● Aim: The listing below should be written out exactly; please include all of it.

● Material supplied:
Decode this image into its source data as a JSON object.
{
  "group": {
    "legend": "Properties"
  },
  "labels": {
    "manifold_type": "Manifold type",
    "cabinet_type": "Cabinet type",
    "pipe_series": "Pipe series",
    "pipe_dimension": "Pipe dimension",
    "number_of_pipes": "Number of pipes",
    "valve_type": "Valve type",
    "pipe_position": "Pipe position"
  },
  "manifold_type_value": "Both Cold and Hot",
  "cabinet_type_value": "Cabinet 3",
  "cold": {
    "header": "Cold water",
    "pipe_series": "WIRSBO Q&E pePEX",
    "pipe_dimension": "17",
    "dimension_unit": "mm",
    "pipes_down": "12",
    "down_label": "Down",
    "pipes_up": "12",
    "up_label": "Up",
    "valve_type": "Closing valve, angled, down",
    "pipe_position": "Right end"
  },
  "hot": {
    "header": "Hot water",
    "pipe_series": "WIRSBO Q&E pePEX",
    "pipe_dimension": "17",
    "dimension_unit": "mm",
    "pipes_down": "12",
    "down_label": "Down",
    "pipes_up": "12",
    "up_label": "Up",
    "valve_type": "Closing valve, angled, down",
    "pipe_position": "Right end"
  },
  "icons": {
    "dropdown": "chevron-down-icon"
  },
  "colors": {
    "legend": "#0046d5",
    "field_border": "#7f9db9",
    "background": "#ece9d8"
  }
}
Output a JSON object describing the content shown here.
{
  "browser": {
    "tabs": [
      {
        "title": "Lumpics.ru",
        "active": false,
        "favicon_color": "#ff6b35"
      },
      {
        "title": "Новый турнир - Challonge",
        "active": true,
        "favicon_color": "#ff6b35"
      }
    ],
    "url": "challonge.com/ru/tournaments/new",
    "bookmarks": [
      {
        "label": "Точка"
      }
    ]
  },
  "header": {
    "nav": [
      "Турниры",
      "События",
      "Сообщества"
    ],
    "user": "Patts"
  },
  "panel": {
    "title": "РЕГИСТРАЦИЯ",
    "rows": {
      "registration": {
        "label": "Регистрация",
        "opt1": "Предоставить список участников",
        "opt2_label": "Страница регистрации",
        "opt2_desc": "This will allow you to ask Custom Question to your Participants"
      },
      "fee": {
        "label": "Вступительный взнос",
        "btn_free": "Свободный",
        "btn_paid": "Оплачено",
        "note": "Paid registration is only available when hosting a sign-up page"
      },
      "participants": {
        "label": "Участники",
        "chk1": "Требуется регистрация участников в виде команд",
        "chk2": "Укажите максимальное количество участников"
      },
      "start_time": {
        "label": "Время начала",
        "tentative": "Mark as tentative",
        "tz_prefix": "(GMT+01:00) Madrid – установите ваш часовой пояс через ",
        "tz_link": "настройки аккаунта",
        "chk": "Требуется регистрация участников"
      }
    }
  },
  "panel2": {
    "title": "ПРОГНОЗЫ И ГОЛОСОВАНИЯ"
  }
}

● Exercise result:
Decode this image into its source data as a JSON object.
{
  "group": {
    "legend": "Properties"
  },
  "labels": {
    "manifold_type": "Manifold type",
    "cabinet_type": "Cabinet type",
    "pipe_series": "Pipe series",
    "pipe_dimension": "Pipe dimension",
    "number_of_pipes": "Number of pipes",
    "valve_type": "Valve type",
    "pipe_position": "Pipe position"
  },
  "manifold_type_value": "Both Cold and Hot",
  "cabinet_type_value": "Cabinet 3",
  "cold": {
    "header": "Cold water",
    "pipe_series": "WIRSBO Q&E pePEX",
    "pipe_dimension": "17",
    "dimension_unit": "mm",
    "pipes_down": "12",
    "down_label": "Down",
    "pipes_up": "12",
    "up_label": "Up",
    "valve_type": "Closing valve, angled, down",
    "pipe_position": "Right end"
  },
  "hot": {
    "header": "Hot water",
    "pipe_series": "WIRSBO Q&E pePEX",
    "pipe_dimension": "17",
    "dimension_unit": "mm",
    "pipes_down": "12",
    "down_label": "Down",
    "pipes_up": "12",
    "up_label": "Up",
    "valve_type": "Closing valve, angled, down",
    "pipe_position": "Right end"
  },
  "icons": {
    "dropdown": "chevron-down-icon"
  },
  "colors": {
    "legend": "#0046d5",
    "field_border": "#7f9db9",
    "background": "#ece9d8"
  }
}
Output a JSON object describing the content shown here.
{
  "browser": {
    "tabs": [
      {
        "title": "Lumpics.ru",
        "active": false,
        "favicon_color": "#ff6b35"
      },
      {
        "title": "Новый турнир - Challonge",
        "active": true,
        "favicon_color": "#ff6b35"
      }
    ],
    "url": "challonge.com/ru/tournaments/new",
    "bookmarks": [
      {
        "label": "Точка"
      }
    ]
  },
  "header": {
    "nav": [
      "Турниры",
      "События",
      "Сообщества"
    ],
    "user": "Patts"
  },
  "panel": {
    "title": "РЕГИСТРАЦИЯ",
    "rows": {
      "registration": {
        "label": "Регистрация",
        "opt1": "Предоставить список участников",
        "opt2_label": "Страница регистрации",
        "opt2_desc": "This will allow you to ask Custom Question to your Participants"
      },
      "fee": {
        "label": "Вступительный взнос",
        "btn_free": "Свободный",
        "btn_paid": "Оплачено",
        "note": "Paid registration is only available when hosting a sign-up page"
      },
      "participants": {
        "label": "Участники",
        "chk1": "Требуется регистрация участников в виде команд",
        "chk2": "Укажите максимальное количество участников"
      },
      "start_time": {
        "label": "Время начала",
        "tentative": "Mark as tentative",
        "tz_prefix": "(GMT+01:00) Madrid – установите ваш часовой пояс через ",
        "tz_link": "настройки аккаунта",
        "chk": "Требуется регистрация участников"
      }
    }
  },
  "panel2": {
    "title": "ПРОГНОЗЫ И ГОЛОСОВАНИЯ"
  }
}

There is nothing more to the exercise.